EXTRACTED ENTRIES
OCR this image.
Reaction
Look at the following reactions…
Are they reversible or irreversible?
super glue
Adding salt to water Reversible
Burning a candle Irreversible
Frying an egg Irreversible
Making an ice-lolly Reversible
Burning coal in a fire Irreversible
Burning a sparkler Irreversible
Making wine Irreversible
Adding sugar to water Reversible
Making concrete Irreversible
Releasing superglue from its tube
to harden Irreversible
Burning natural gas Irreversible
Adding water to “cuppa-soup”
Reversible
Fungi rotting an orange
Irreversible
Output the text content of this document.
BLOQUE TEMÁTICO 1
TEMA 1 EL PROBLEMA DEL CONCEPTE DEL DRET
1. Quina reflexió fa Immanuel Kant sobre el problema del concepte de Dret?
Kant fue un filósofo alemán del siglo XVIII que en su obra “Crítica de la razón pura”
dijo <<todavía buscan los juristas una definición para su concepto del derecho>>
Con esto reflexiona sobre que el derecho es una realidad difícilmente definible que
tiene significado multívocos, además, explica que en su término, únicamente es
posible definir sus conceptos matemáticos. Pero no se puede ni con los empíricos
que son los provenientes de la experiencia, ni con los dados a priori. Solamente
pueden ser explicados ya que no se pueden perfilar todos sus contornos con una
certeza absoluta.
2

GIVEN INSTRUCTION
From the data, list each line in which the string "sobre" appears.

THE REPLY
1. Quina reflexió fa Immanuel Kant sobre el problema del concepte de Dret?
Con esto reflexiona sobre que el derecho es una realidad difícilmente definible que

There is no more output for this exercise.